» **EXERCISE REQUIREMENTS**
Below is a listing to transcribe in full and exactly; keep the pictures out.

» **Records excerpted from a collection**
********

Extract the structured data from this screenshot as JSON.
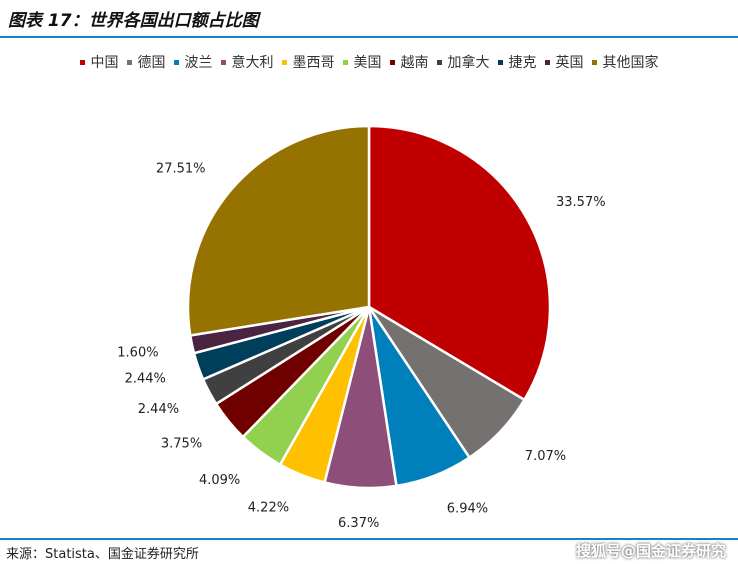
{
  "title": "图表 17：世界各国出口额占比图",
  "source": "来源：Statista、国金证券研究所",
  "watermark": "搜狐号@国金证券研究",
  "chart_data": {
    "type": "pie",
    "title": "",
    "start_angle_deg": 0,
    "direction": "clockwise",
    "legend_position": "top",
    "slices": [
      {
        "name": "中国",
        "value": 33.57,
        "label": "33.57%",
        "color": "#c00000"
      },
      {
        "name": "德国",
        "value": 7.07,
        "label": "7.07%",
        "color": "#767171"
      },
      {
        "name": "波兰",
        "value": 6.94,
        "label": "6.94%",
        "color": "#0080bb"
      },
      {
        "name": "意大利",
        "value": 6.37,
        "label": "6.37%",
        "color": "#8e4e7a"
      },
      {
        "name": "墨西哥",
        "value": 4.22,
        "label": "4.22%",
        "color": "#ffc000"
      },
      {
        "name": "美国",
        "value": 4.09,
        "label": "4.09%",
        "color": "#92d050"
      },
      {
        "name": "越南",
        "value": 3.75,
        "label": "3.75%",
        "color": "#700000"
      },
      {
        "name": "加拿大",
        "value": 2.44,
        "label": "2.44%",
        "color": "#404040"
      },
      {
        "name": "捷克",
        "value": 2.44,
        "label": "2.44%",
        "color": "#003f5c"
      },
      {
        "name": "英国",
        "value": 1.6,
        "label": "1.60%",
        "color": "#4a2441"
      },
      {
        "name": "其他国家",
        "value": 27.51,
        "label": "27.51%",
        "color": "#967300"
      }
    ]
  }
}
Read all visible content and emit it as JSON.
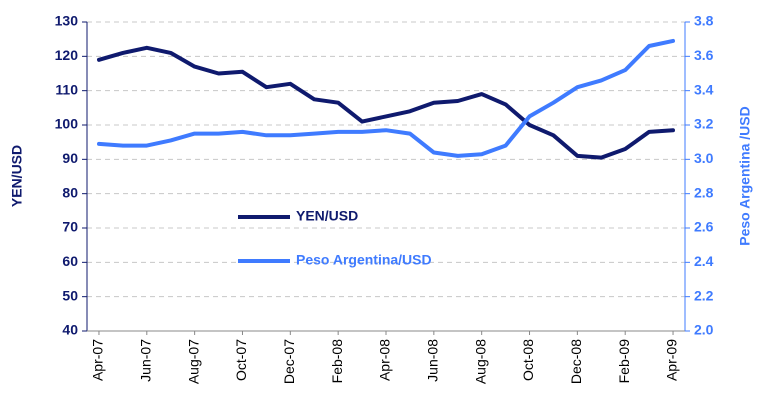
{
  "chart_data": {
    "type": "line",
    "categories": [
      "Apr-07",
      null,
      "Jun-07",
      null,
      "Aug-07",
      null,
      "Oct-07",
      null,
      "Dec-07",
      null,
      "Feb-08",
      null,
      "Apr-08",
      null,
      "Jun-08",
      null,
      "Aug-08",
      null,
      "Oct-08",
      null,
      "Dec-08",
      null,
      "Feb-09",
      null,
      "Apr-09"
    ],
    "series": [
      {
        "name": "YEN/USD",
        "color": "#0f1a6e",
        "axis": "y",
        "values": [
          119,
          121,
          122.5,
          121,
          117,
          115,
          115.5,
          111,
          112,
          107.5,
          106.5,
          101,
          102.5,
          104,
          106.5,
          107,
          109,
          106,
          100,
          97,
          91,
          90.5,
          93,
          98,
          98.5
        ]
      },
      {
        "name": "Peso Argentina/USD",
        "color": "#3f7bff",
        "axis": "y2",
        "values": [
          3.09,
          3.08,
          3.08,
          3.11,
          3.15,
          3.15,
          3.16,
          3.14,
          3.14,
          3.15,
          3.16,
          3.16,
          3.17,
          3.15,
          3.04,
          3.02,
          3.03,
          3.08,
          3.25,
          3.33,
          3.42,
          3.46,
          3.52,
          3.66,
          3.69
        ]
      }
    ],
    "ylabel": "YEN/USD",
    "y2label": "Peso Argentina /USD",
    "ylim": [
      40,
      130
    ],
    "yticks": [
      40,
      50,
      60,
      70,
      80,
      90,
      100,
      110,
      120,
      130
    ],
    "y2lim": [
      2.0,
      3.8
    ],
    "y2ticks": [
      {
        "value": 2,
        "label": "2.0"
      },
      2.2,
      2.4,
      2.6,
      2.8,
      {
        "value": 3,
        "label": "3.0"
      },
      3.2,
      3.4,
      3.6,
      3.8
    ],
    "grid": true
  }
}
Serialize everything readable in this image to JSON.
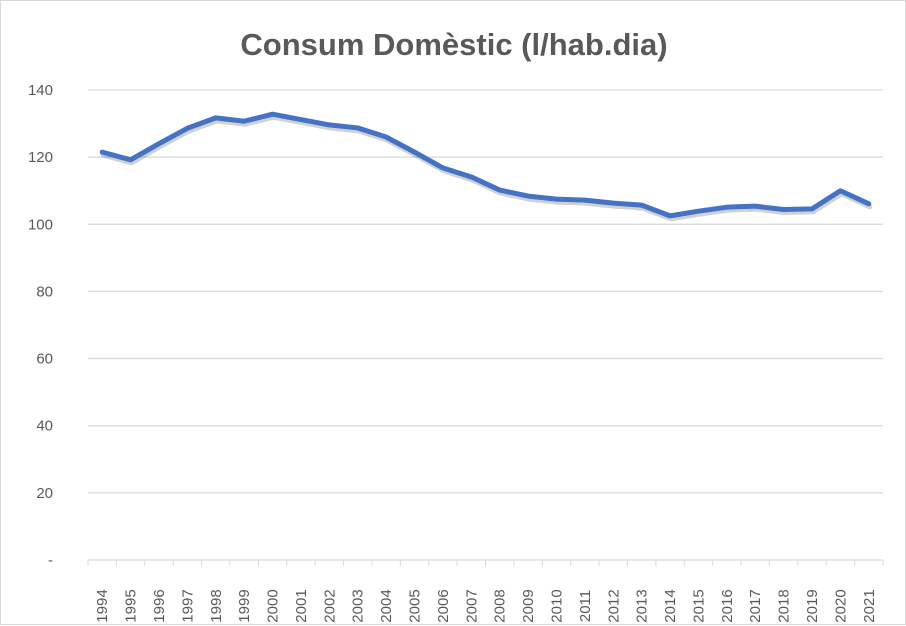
{
  "chart_data": {
    "type": "line",
    "title": "Consum Domèstic (l/hab.dia)",
    "xlabel": "",
    "ylabel": "",
    "ylim": [
      0,
      140
    ],
    "yticks": [
      0,
      20,
      40,
      60,
      80,
      100,
      120,
      140
    ],
    "ytick_labels": [
      "-",
      "20",
      "40",
      "60",
      "80",
      "100",
      "120",
      "140"
    ],
    "grid": true,
    "legend": "none",
    "categories": [
      "1994",
      "1995",
      "1996",
      "1997",
      "1998",
      "1999",
      "2000",
      "2001",
      "2002",
      "2003",
      "2004",
      "2005",
      "2006",
      "2007",
      "2008",
      "2009",
      "2010",
      "2011",
      "2012",
      "2013",
      "2014",
      "2015",
      "2016",
      "2017",
      "2018",
      "2019",
      "2020",
      "2021"
    ],
    "series": [
      {
        "name": "Consum Domèstic",
        "color": "#4472c4",
        "values": [
          121.5,
          119.2,
          124,
          128.6,
          131.7,
          130.7,
          132.8,
          131.2,
          129.6,
          128.7,
          126,
          121.5,
          116.8,
          114.1,
          110.2,
          108.4,
          107.5,
          107.2,
          106.3,
          105.7,
          102.5,
          103.9,
          105.1,
          105.4,
          104.4,
          104.6,
          110,
          106.1
        ]
      }
    ]
  }
}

********

» **SOLUTION**
Extract the structured data from this screenshot as JSON.
{
  "title": "图表 17：世界各国出口额占比图",
  "source": "来源：Statista、国金证券研究所",
  "watermark": "搜狐号@国金证券研究",
  "chart_data": {
    "type": "pie",
    "title": "",
    "start_angle_deg": 0,
    "direction": "clockwise",
    "legend_position": "top",
    "slices": [
      {
        "name": "中国",
        "value": 33.57,
        "label": "33.57%",
        "color": "#c00000"
      },
      {
        "name": "德国",
        "value": 7.07,
        "label": "7.07%",
        "color": "#767171"
      },
      {
        "name": "波兰",
        "value": 6.94,
        "label": "6.94%",
        "color": "#0080bb"
      },
      {
        "name": "意大利",
        "value": 6.37,
        "label": "6.37%",
        "color": "#8e4e7a"
      },
      {
        "name": "墨西哥",
        "value": 4.22,
        "label": "4.22%",
        "color": "#ffc000"
      },
      {
        "name": "美国",
        "value": 4.09,
        "label": "4.09%",
        "color": "#92d050"
      },
      {
        "name": "越南",
        "value": 3.75,
        "label": "3.75%",
        "color": "#700000"
      },
      {
        "name": "加拿大",
        "value": 2.44,
        "label": "2.44%",
        "color": "#404040"
      },
      {
        "name": "捷克",
        "value": 2.44,
        "label": "2.44%",
        "color": "#003f5c"
      },
      {
        "name": "英国",
        "value": 1.6,
        "label": "1.60%",
        "color": "#4a2441"
      },
      {
        "name": "其他国家",
        "value": 27.51,
        "label": "27.51%",
        "color": "#967300"
      }
    ]
  }
}
Read all visible content and emit it as JSON.
{
  "chart_data": {
    "type": "line",
    "categories": [
      "Apr-07",
      null,
      "Jun-07",
      null,
      "Aug-07",
      null,
      "Oct-07",
      null,
      "Dec-07",
      null,
      "Feb-08",
      null,
      "Apr-08",
      null,
      "Jun-08",
      null,
      "Aug-08",
      null,
      "Oct-08",
      null,
      "Dec-08",
      null,
      "Feb-09",
      null,
      "Apr-09"
    ],
    "series": [
      {
        "name": "YEN/USD",
        "color": "#0f1a6e",
        "axis": "y",
        "values": [
          119,
          121,
          122.5,
          121,
          117,
          115,
          115.5,
          111,
          112,
          107.5,
          106.5,
          101,
          102.5,
          104,
          106.5,
          107,
          109,
          106,
          100,
          97,
          91,
          90.5,
          93,
          98,
          98.5
        ]
      },
      {
        "name": "Peso Argentina/USD",
        "color": "#3f7bff",
        "axis": "y2",
        "values": [
          3.09,
          3.08,
          3.08,
          3.11,
          3.15,
          3.15,
          3.16,
          3.14,
          3.14,
          3.15,
          3.16,
          3.16,
          3.17,
          3.15,
          3.04,
          3.02,
          3.03,
          3.08,
          3.25,
          3.33,
          3.42,
          3.46,
          3.52,
          3.66,
          3.69
        ]
      }
    ],
    "ylabel": "YEN/USD",
    "y2label": "Peso Argentina /USD",
    "ylim": [
      40,
      130
    ],
    "yticks": [
      40,
      50,
      60,
      70,
      80,
      90,
      100,
      110,
      120,
      130
    ],
    "y2lim": [
      2.0,
      3.8
    ],
    "y2ticks": [
      {
        "value": 2,
        "label": "2.0"
      },
      2.2,
      2.4,
      2.6,
      2.8,
      {
        "value": 3,
        "label": "3.0"
      },
      3.2,
      3.4,
      3.6,
      3.8
    ],
    "grid": true
  }
}
Serialize everything readable in this image to JSON.
{
  "chart_data": {
    "type": "line",
    "title": "Consum Domèstic (l/hab.dia)",
    "xlabel": "",
    "ylabel": "",
    "ylim": [
      0,
      140
    ],
    "yticks": [
      0,
      20,
      40,
      60,
      80,
      100,
      120,
      140
    ],
    "ytick_labels": [
      "-",
      "20",
      "40",
      "60",
      "80",
      "100",
      "120",
      "140"
    ],
    "grid": true,
    "legend": "none",
    "categories": [
      "1994",
      "1995",
      "1996",
      "1997",
      "1998",
      "1999",
      "2000",
      "2001",
      "2002",
      "2003",
      "2004",
      "2005",
      "2006",
      "2007",
      "2008",
      "2009",
      "2010",
      "2011",
      "2012",
      "2013",
      "2014",
      "2015",
      "2016",
      "2017",
      "2018",
      "2019",
      "2020",
      "2021"
    ],
    "series": [
      {
        "name": "Consum Domèstic",
        "color": "#4472c4",
        "values": [
          121.5,
          119.2,
          124,
          128.6,
          131.7,
          130.7,
          132.8,
          131.2,
          129.6,
          128.7,
          126,
          121.5,
          116.8,
          114.1,
          110.2,
          108.4,
          107.5,
          107.2,
          106.3,
          105.7,
          102.5,
          103.9,
          105.1,
          105.4,
          104.4,
          104.6,
          110,
          106.1
        ]
      }
    ]
  }
}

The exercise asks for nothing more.